What to do:
Transcribe the listing that follows in full, omitting pictures.

Extracted records:
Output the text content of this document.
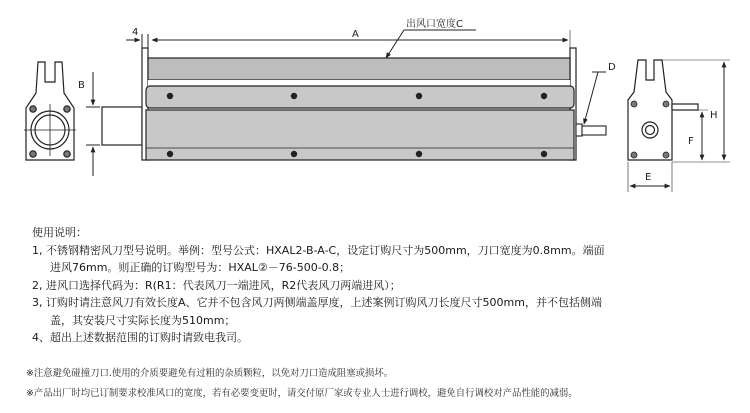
B
4	A
出风口宽度C
D
H
F
E
使用说明：
1, 不锈钢精密风刀型号说明。举例：型号公式：HXAL2-B-A-C，设定订购尺寸为500mm，刀口宽度为0.8mm。端面
进风76mm。则正确的订购型号为：HXAL②－76-500-0.8；
2, 进风口选择代码为：R(R1：代表风刀一端进风，R2代表风刀两端进风）；
3, 订购时请注意风刀有效长度A、它并不包含风刀两侧端盖厚度，上述案例订购风刀长度尺寸500mm，并不包括侧端
盖，其安装尺寸实际长度为510mm；
4、超出上述数据范围的订购时请致电我司。
※注意避免碰撞刀口.使用的介质要避免有过粗的杂质颗粒，以免对刀口造成阻塞或损坏。
※产品出厂时均已订制要求校准风口的宽度，若有必要变更时，请交付原厂家或专业人士进行调校，避免自行调校对产品性能的减弱。
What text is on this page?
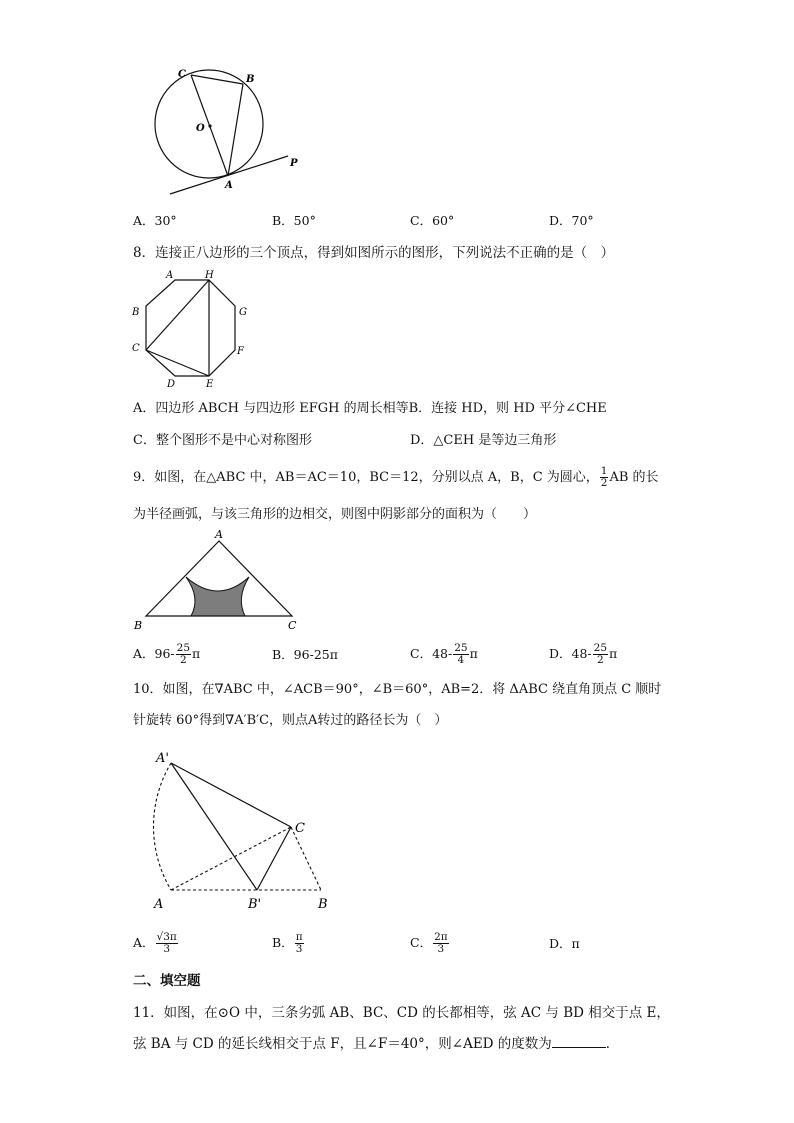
C	B
O
A
P
A．30°	B．50°	C．60°	D．70°
8．连接正八边形的三个顶点，得到如图所示的图形，下列说法不正确的是（　）
A	H
B	G
C	F
D	E
A．四边形 ABCH 与四边形 EFGH 的周长相等B．连接 HD，则 HD 平分∠CHE
C．整个图形不是中心对称图形	D．△CEH 是等边三角形
9．如图，在△ABC 中，AB＝AC＝10，BC＝12，分别以点 A，B，C 为圆心， $\frac{1}{2}$ AB 的长
为半径画弧，与该三角形的边相交，则图中阴影部分的面积为（　　）
A
B	C
A．$96- \frac{25}{2}$ π	B．96-25π	C．$48- \frac{25}{4}$ π	D．$48- \frac{25}{2}$ π
10．如图，在∇ABC 中，∠ACB＝90°，∠B＝60°，AB=2．将 ΔABC 绕直角顶点 C 顺时
针旋转 60°得到∇A′B′C，则点A转过的路径长为（　）
A'
C
A	B'	B
A． $\frac{√3\pi}{3}$	B． $\frac{\pi}{3}$	C． $\frac{2\pi}{3}$	D．π
二、填空题
11．如图，在⊙O 中，三条劣弧 AB、BC、CD 的长都相等，弦 AC 与 BD 相交于点 E，
弦 BA 与 CD 的延长线相交于点 F，且∠F＝40°，则∠AED 的度数为	．
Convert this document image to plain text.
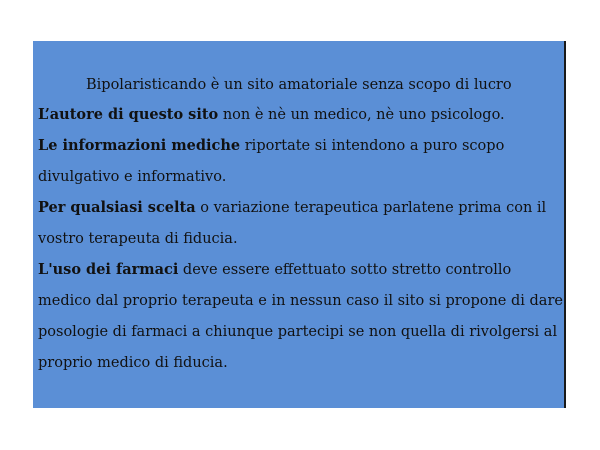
Bipolaristicando è un sito amatoriale senza scopo di lucro
L’autore di questo sito non è nè un medico, nè uno psicologo.
Le informazioni mediche riportate si intendono a puro scopo
divulgativo e informativo.
Per qualsiasi scelta o variazione terapeutica parlatene prima con il
vostro terapeuta di fiducia.
L'uso dei farmaci deve essere effettuato sotto stretto controllo
medico dal proprio terapeuta e in nessun caso il sito si propone di dare
posologie di farmaci a chiunque partecipi se non quella di rivolgersi al
proprio medico di fiducia.
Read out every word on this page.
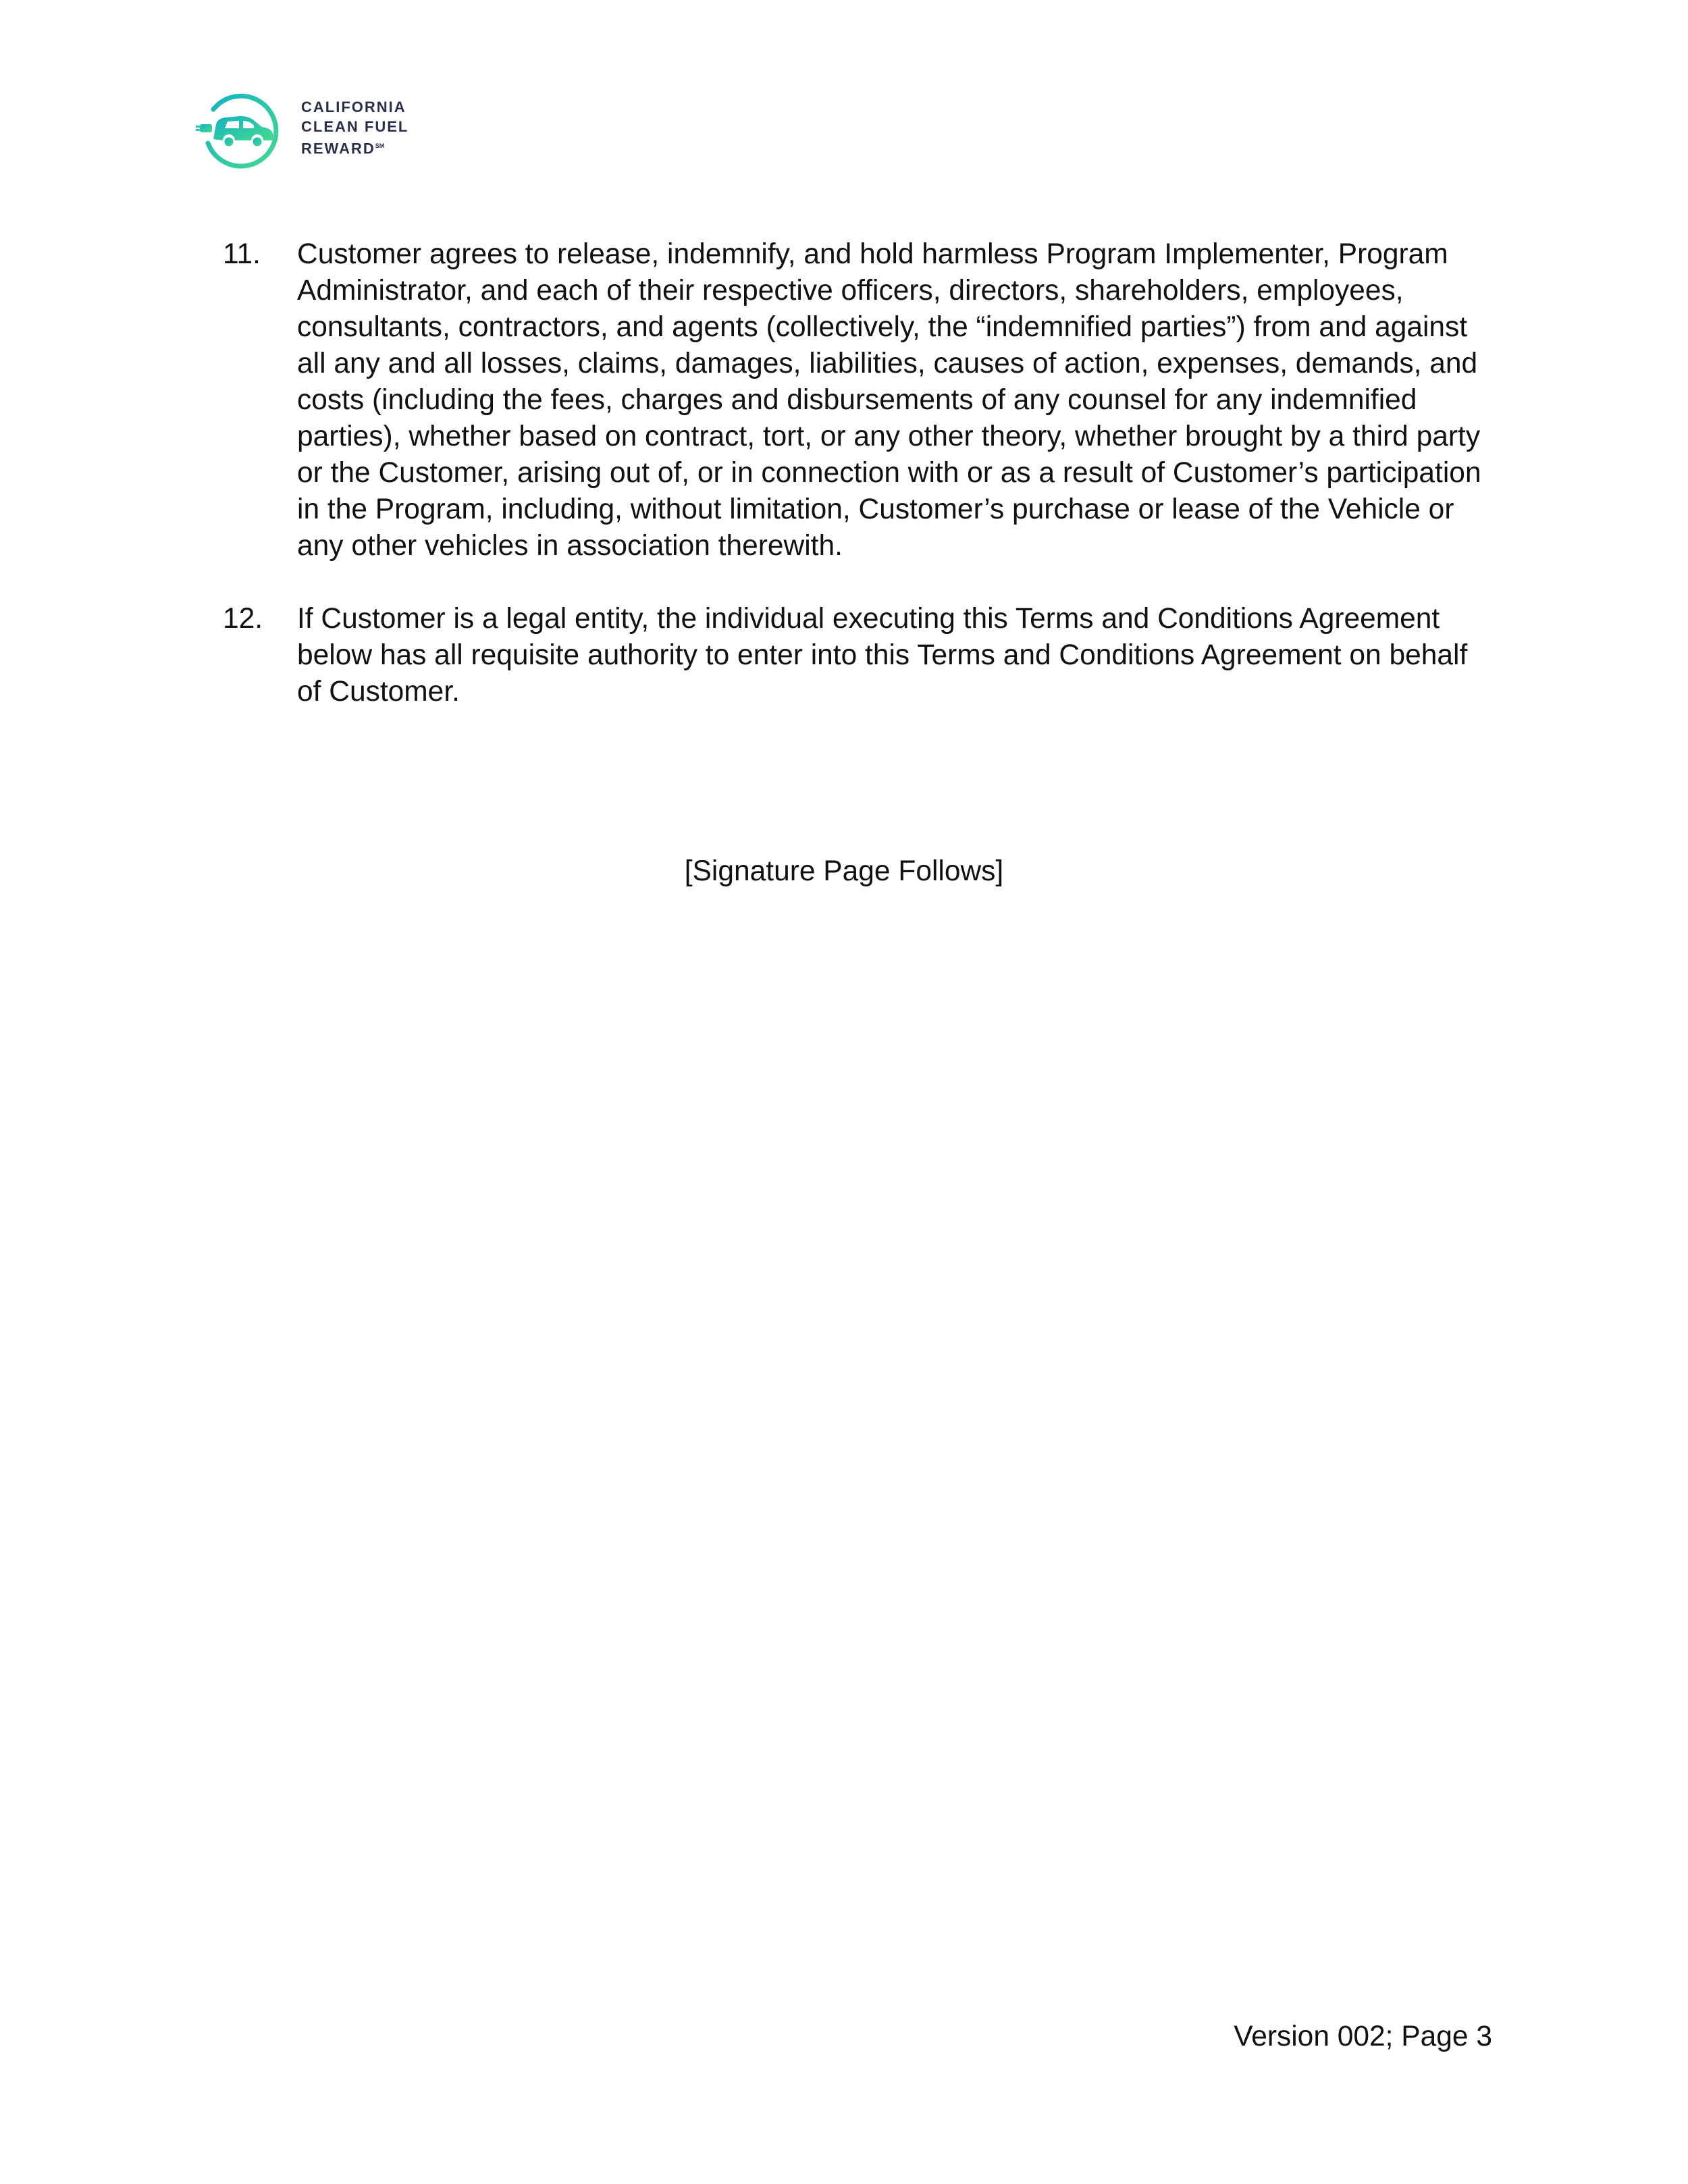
CALIFORNIA
CLEAN FUEL
REWARD℠
11. Customer agrees to release, indemnify, and hold harmless Program Implementer, Program Administrator, and each of their respective officers, directors, shareholders, employees, consultants, contractors, and agents (collectively, the “indemnified parties”) from and against all any and all losses, claims, damages, liabilities, causes of action, expenses, demands, and costs (including the fees, charges and disbursements of any counsel for any indemnified parties), whether based on contract, tort, or any other theory, whether brought by a third party or the Customer, arising out of, or in connection with or as a result of Customer’s participation in the Program, including, without limitation, Customer’s purchase or lease of the Vehicle or any other vehicles in association therewith.
12. If Customer is a legal entity, the individual executing this Terms and Conditions Agreement below has all requisite authority to enter into this Terms and Conditions Agreement on behalf of Customer.
[Signature Page Follows]
Version 002; Page 3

Result for this exercise:
Output the text content of this document.
B
4	A
出风口宽度C
D
H
F
E
使用说明：
1, 不锈钢精密风刀型号说明。举例：型号公式：HXAL2-B-A-C，设定订购尺寸为500mm，刀口宽度为0.8mm。端面
进风76mm。则正确的订购型号为：HXAL②－76-500-0.8；
2, 进风口选择代码为：R(R1：代表风刀一端进风，R2代表风刀两端进风）；
3, 订购时请注意风刀有效长度A、它并不包含风刀两侧端盖厚度，上述案例订购风刀长度尺寸500mm，并不包括侧端
盖，其安装尺寸实际长度为510mm；
4、超出上述数据范围的订购时请致电我司。
※注意避免碰撞刀口.使用的介质要避免有过粗的杂质颗粒，以免对刀口造成阻塞或损坏。
※产品出厂时均已订制要求校准风口的宽度，若有必要变更时，请交付原厂家或专业人士进行调校，避免自行调校对产品性能的减弱。
What text is on this page?
C	B
O
A
P
A．30°	B．50°	C．60°	D．70°
8．连接正八边形的三个顶点，得到如图所示的图形，下列说法不正确的是（　）
A	H
B	G
C	F
D	E
A．四边形 ABCH 与四边形 EFGH 的周长相等B．连接 HD，则 HD 平分∠CHE
C．整个图形不是中心对称图形	D．△CEH 是等边三角形
9．如图，在△ABC 中，AB＝AC＝10，BC＝12，分别以点 A，B，C 为圆心， $\frac{1}{2}$ AB 的长
为半径画弧，与该三角形的边相交，则图中阴影部分的面积为（　　）
A
B	C
A．$96- \frac{25}{2}$ π	B．96-25π	C．$48- \frac{25}{4}$ π	D．$48- \frac{25}{2}$ π
10．如图，在∇ABC 中，∠ACB＝90°，∠B＝60°，AB=2．将 ΔABC 绕直角顶点 C 顺时
针旋转 60°得到∇A′B′C，则点A转过的路径长为（　）
A'
C
A	B'	B
A． $\frac{√3\pi}{3}$	B． $\frac{\pi}{3}$	C． $\frac{2\pi}{3}$	D．π
二、填空题
11．如图，在⊙O 中，三条劣弧 AB、BC、CD 的长都相等，弦 AC 与 BD 相交于点 E，
弦 BA 与 CD 的延长线相交于点 F，且∠F＝40°，则∠AED 的度数为	．
Convert this document image to plain text.
Bipolaristicando è un sito amatoriale senza scopo di lucro
L’autore di questo sito non è nè un medico, nè uno psicologo.
Le informazioni mediche riportate si intendono a puro scopo
divulgativo e informativo.
Per qualsiasi scelta o variazione terapeutica parlatene prima con il
vostro terapeuta di fiducia.
L'uso dei farmaci deve essere effettuato sotto stretto controllo
medico dal proprio terapeuta e in nessun caso il sito si propone di dare
posologie di farmaci a chiunque partecipi se non quella di rivolgersi al
proprio medico di fiducia.
Read out every word on this page.
CALIFORNIA
CLEAN FUEL
REWARD℠
11. Customer agrees to release, indemnify, and hold harmless Program Implementer, Program Administrator, and each of their respective officers, directors, shareholders, employees, consultants, contractors, and agents (collectively, the “indemnified parties”) from and against all any and all losses, claims, damages, liabilities, causes of action, expenses, demands, and costs (including the fees, charges and disbursements of any counsel for any indemnified parties), whether based on contract, tort, or any other theory, whether brought by a third party or the Customer, arising out of, or in connection with or as a result of Customer’s participation in the Program, including, without limitation, Customer’s purchase or lease of the Vehicle or any other vehicles in association therewith.
12. If Customer is a legal entity, the individual executing this Terms and Conditions Agreement below has all requisite authority to enter into this Terms and Conditions Agreement on behalf of Customer.
[Signature Page Follows]
Version 002; Page 3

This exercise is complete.